──────── Recorded information ────────

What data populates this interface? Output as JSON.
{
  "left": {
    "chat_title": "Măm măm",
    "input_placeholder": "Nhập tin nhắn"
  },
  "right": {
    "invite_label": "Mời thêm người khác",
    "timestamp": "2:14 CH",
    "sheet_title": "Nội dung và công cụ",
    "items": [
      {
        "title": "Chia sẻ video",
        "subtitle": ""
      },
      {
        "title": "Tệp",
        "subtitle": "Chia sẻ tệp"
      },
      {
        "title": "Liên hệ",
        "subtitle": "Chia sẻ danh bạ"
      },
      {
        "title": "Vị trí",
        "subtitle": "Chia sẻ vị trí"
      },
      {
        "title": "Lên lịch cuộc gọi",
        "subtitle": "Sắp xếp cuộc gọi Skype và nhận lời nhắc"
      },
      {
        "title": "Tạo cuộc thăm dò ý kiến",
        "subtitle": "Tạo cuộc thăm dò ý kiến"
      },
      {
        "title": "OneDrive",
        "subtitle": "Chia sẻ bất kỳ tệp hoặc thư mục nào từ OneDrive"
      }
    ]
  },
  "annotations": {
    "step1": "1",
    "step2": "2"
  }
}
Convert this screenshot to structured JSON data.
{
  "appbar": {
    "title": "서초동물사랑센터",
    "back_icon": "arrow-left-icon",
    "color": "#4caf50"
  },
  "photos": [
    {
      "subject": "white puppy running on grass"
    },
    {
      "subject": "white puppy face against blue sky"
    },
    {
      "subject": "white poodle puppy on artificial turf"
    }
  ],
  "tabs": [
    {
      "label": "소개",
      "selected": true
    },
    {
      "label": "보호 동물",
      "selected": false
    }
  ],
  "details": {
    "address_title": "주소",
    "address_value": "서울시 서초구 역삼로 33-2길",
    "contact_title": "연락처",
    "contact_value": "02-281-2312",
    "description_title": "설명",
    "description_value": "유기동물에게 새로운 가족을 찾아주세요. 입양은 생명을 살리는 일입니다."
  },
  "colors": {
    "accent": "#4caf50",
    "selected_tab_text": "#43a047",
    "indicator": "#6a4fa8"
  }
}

────────

■ **Requirements**
Write out all of the records once more, exactly.

■ **Answer to this problem**
What data populates this interface? Output as JSON.
{
  "left": {
    "chat_title": "Măm măm",
    "input_placeholder": "Nhập tin nhắn"
  },
  "right": {
    "invite_label": "Mời thêm người khác",
    "timestamp": "2:14 CH",
    "sheet_title": "Nội dung và công cụ",
    "items": [
      {
        "title": "Chia sẻ video",
        "subtitle": ""
      },
      {
        "title": "Tệp",
        "subtitle": "Chia sẻ tệp"
      },
      {
        "title": "Liên hệ",
        "subtitle": "Chia sẻ danh bạ"
      },
      {
        "title": "Vị trí",
        "subtitle": "Chia sẻ vị trí"
      },
      {
        "title": "Lên lịch cuộc gọi",
        "subtitle": "Sắp xếp cuộc gọi Skype và nhận lời nhắc"
      },
      {
        "title": "Tạo cuộc thăm dò ý kiến",
        "subtitle": "Tạo cuộc thăm dò ý kiến"
      },
      {
        "title": "OneDrive",
        "subtitle": "Chia sẻ bất kỳ tệp hoặc thư mục nào từ OneDrive"
      }
    ]
  },
  "annotations": {
    "step1": "1",
    "step2": "2"
  }
}
Convert this screenshot to structured JSON data.
{
  "appbar": {
    "title": "서초동물사랑센터",
    "back_icon": "arrow-left-icon",
    "color": "#4caf50"
  },
  "photos": [
    {
      "subject": "white puppy running on grass"
    },
    {
      "subject": "white puppy face against blue sky"
    },
    {
      "subject": "white poodle puppy on artificial turf"
    }
  ],
  "tabs": [
    {
      "label": "소개",
      "selected": true
    },
    {
      "label": "보호 동물",
      "selected": false
    }
  ],
  "details": {
    "address_title": "주소",
    "address_value": "서울시 서초구 역삼로 33-2길",
    "contact_title": "연락처",
    "contact_value": "02-281-2312",
    "description_title": "설명",
    "description_value": "유기동물에게 새로운 가족을 찾아주세요. 입양은 생명을 살리는 일입니다."
  },
  "colors": {
    "accent": "#4caf50",
    "selected_tab_text": "#43a047",
    "indicator": "#6a4fa8"
  }
}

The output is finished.